Set down each line of the data below exactly as it stands, dropping the pictures.

### INFORMATION SHOWN
========================================
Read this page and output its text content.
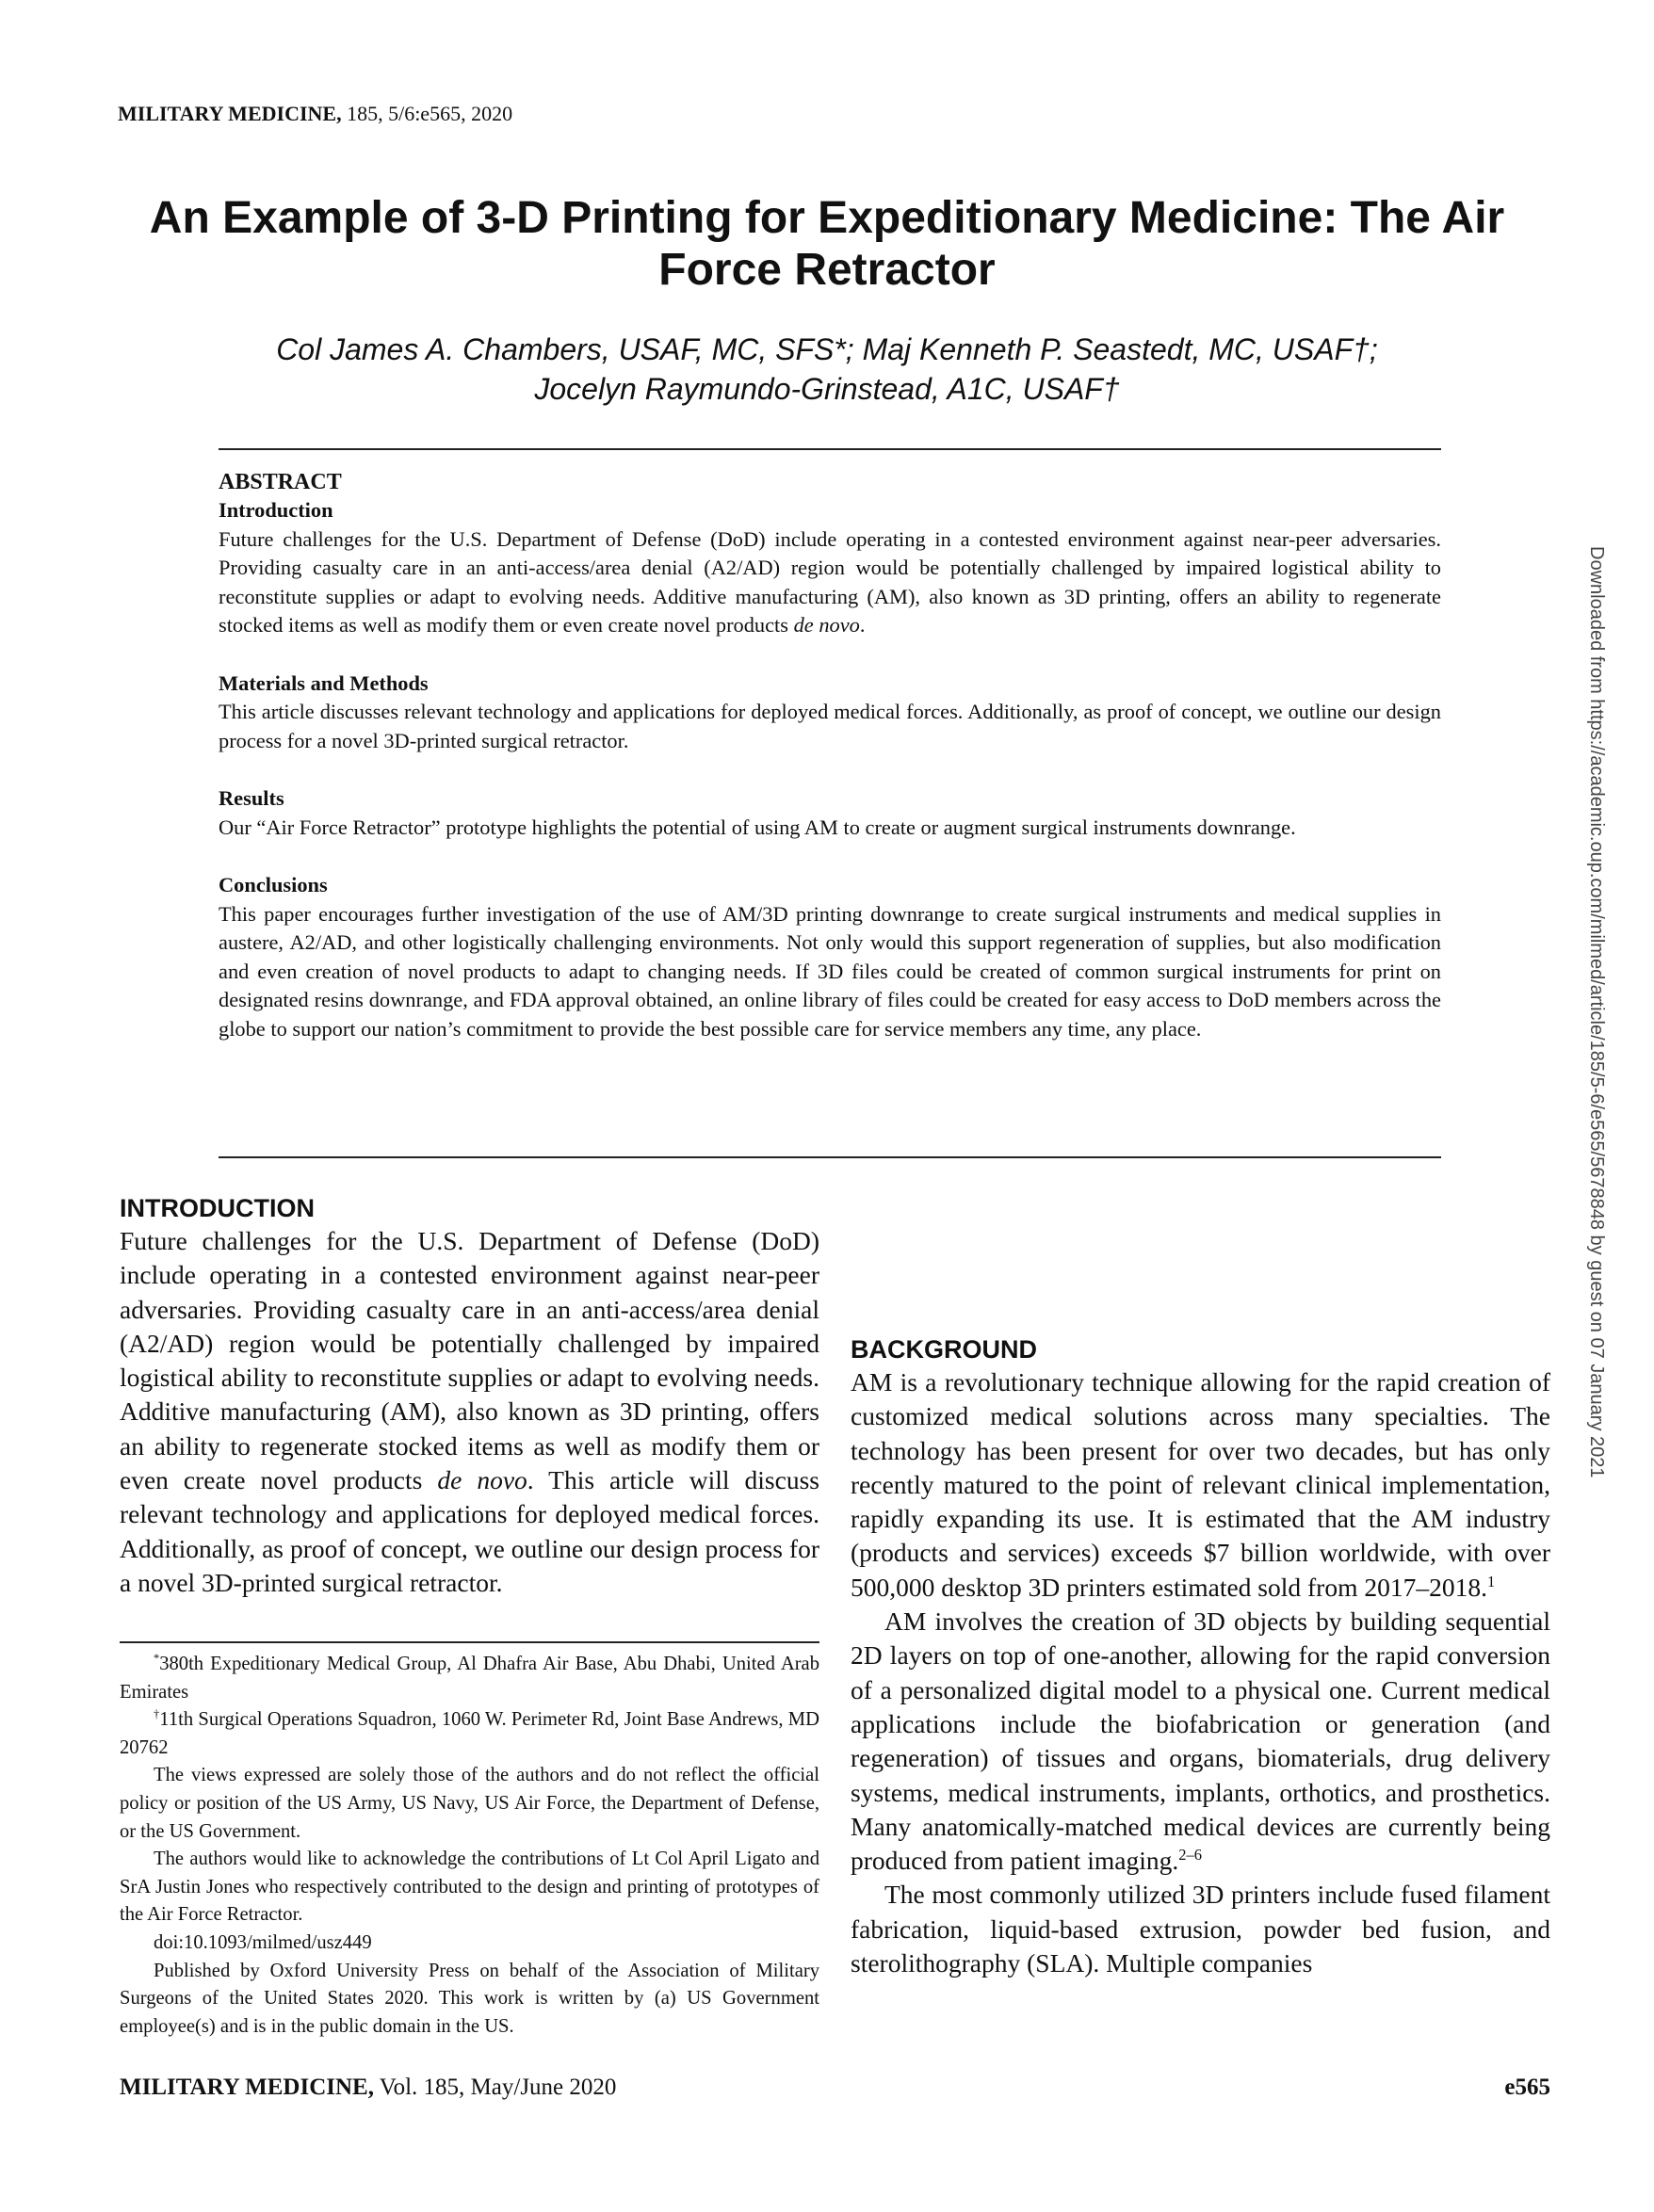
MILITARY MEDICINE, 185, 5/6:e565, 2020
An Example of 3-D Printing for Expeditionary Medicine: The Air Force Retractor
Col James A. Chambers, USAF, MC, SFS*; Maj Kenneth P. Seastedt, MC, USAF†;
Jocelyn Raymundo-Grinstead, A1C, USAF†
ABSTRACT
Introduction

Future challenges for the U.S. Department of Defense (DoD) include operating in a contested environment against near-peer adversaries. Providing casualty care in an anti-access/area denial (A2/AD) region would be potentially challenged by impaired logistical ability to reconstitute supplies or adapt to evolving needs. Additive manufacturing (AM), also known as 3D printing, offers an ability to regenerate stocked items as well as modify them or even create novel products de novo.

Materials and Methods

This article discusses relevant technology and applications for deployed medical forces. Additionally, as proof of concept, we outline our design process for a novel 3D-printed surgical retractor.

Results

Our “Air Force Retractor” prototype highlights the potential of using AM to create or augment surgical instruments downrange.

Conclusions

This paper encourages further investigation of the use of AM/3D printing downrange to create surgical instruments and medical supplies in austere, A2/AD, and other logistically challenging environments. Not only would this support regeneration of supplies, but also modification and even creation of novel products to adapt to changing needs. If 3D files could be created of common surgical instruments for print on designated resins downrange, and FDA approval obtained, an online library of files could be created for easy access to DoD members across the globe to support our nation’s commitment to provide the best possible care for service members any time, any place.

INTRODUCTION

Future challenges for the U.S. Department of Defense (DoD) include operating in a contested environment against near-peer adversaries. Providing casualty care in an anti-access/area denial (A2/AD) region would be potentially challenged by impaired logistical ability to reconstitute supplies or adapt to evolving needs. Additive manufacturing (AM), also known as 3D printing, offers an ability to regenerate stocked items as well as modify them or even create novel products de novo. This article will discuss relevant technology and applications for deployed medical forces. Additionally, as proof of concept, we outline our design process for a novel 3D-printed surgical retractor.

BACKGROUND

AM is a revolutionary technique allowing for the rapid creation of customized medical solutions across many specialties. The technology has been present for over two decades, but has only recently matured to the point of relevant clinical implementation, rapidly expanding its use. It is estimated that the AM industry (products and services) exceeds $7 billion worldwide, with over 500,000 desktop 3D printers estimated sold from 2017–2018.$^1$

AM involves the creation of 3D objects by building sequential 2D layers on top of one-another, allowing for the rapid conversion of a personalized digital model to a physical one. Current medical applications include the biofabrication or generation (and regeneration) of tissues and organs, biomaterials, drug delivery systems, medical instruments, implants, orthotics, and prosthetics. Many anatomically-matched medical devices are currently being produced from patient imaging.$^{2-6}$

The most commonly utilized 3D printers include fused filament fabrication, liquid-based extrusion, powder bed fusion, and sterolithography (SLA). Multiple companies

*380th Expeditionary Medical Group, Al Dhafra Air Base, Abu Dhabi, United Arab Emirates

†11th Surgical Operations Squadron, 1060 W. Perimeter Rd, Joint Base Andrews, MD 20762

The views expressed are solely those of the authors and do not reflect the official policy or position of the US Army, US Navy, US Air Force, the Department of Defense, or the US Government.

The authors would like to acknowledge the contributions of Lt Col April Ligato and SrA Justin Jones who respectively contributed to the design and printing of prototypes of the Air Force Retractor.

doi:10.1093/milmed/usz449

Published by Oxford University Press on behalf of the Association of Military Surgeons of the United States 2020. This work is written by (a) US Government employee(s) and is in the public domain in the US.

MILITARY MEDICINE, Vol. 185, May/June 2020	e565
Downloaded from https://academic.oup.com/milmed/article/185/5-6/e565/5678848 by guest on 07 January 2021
========================================
### ANSWER
Read this page and output its text content.
MILITARY MEDICINE, 185, 5/6:e565, 2020
An Example of 3-D Printing for Expeditionary Medicine: The Air Force Retractor
Col James A. Chambers, USAF, MC, SFS*; Maj Kenneth P. Seastedt, MC, USAF†;
Jocelyn Raymundo-Grinstead, A1C, USAF†
ABSTRACT
Introduction

Future challenges for the U.S. Department of Defense (DoD) include operating in a contested environment against near-peer adversaries. Providing casualty care in an anti-access/area denial (A2/AD) region would be potentially challenged by impaired logistical ability to reconstitute supplies or adapt to evolving needs. Additive manufacturing (AM), also known as 3D printing, offers an ability to regenerate stocked items as well as modify them or even create novel products de novo.

Materials and Methods

This article discusses relevant technology and applications for deployed medical forces. Additionally, as proof of concept, we outline our design process for a novel 3D-printed surgical retractor.

Results

Our “Air Force Retractor” prototype highlights the potential of using AM to create or augment surgical instruments downrange.

Conclusions

This paper encourages further investigation of the use of AM/3D printing downrange to create surgical instruments and medical supplies in austere, A2/AD, and other logistically challenging environments. Not only would this support regeneration of supplies, but also modification and even creation of novel products to adapt to changing needs. If 3D files could be created of common surgical instruments for print on designated resins downrange, and FDA approval obtained, an online library of files could be created for easy access to DoD members across the globe to support our nation’s commitment to provide the best possible care for service members any time, any place.

INTRODUCTION

Future challenges for the U.S. Department of Defense (DoD) include operating in a contested environment against near-peer adversaries. Providing casualty care in an anti-access/area denial (A2/AD) region would be potentially challenged by impaired logistical ability to reconstitute supplies or adapt to evolving needs. Additive manufacturing (AM), also known as 3D printing, offers an ability to regenerate stocked items as well as modify them or even create novel products de novo. This article will discuss relevant technology and applications for deployed medical forces. Additionally, as proof of concept, we outline our design process for a novel 3D-printed surgical retractor.

BACKGROUND

AM is a revolutionary technique allowing for the rapid creation of customized medical solutions across many specialties. The technology has been present for over two decades, but has only recently matured to the point of relevant clinical implementation, rapidly expanding its use. It is estimated that the AM industry (products and services) exceeds $7 billion worldwide, with over 500,000 desktop 3D printers estimated sold from 2017–2018.$^1$

AM involves the creation of 3D objects by building sequential 2D layers on top of one-another, allowing for the rapid conversion of a personalized digital model to a physical one. Current medical applications include the biofabrication or generation (and regeneration) of tissues and organs, biomaterials, drug delivery systems, medical instruments, implants, orthotics, and prosthetics. Many anatomically-matched medical devices are currently being produced from patient imaging.$^{2-6}$

The most commonly utilized 3D printers include fused filament fabrication, liquid-based extrusion, powder bed fusion, and sterolithography (SLA). Multiple companies

*380th Expeditionary Medical Group, Al Dhafra Air Base, Abu Dhabi, United Arab Emirates

†11th Surgical Operations Squadron, 1060 W. Perimeter Rd, Joint Base Andrews, MD 20762

The views expressed are solely those of the authors and do not reflect the official policy or position of the US Army, US Navy, US Air Force, the Department of Defense, or the US Government.

The authors would like to acknowledge the contributions of Lt Col April Ligato and SrA Justin Jones who respectively contributed to the design and printing of prototypes of the Air Force Retractor.

doi:10.1093/milmed/usz449

Published by Oxford University Press on behalf of the Association of Military Surgeons of the United States 2020. This work is written by (a) US Government employee(s) and is in the public domain in the US.

MILITARY MEDICINE, Vol. 185, May/June 2020	e565
Downloaded from https://academic.oup.com/milmed/article/185/5-6/e565/5678848 by guest on 07 January 2021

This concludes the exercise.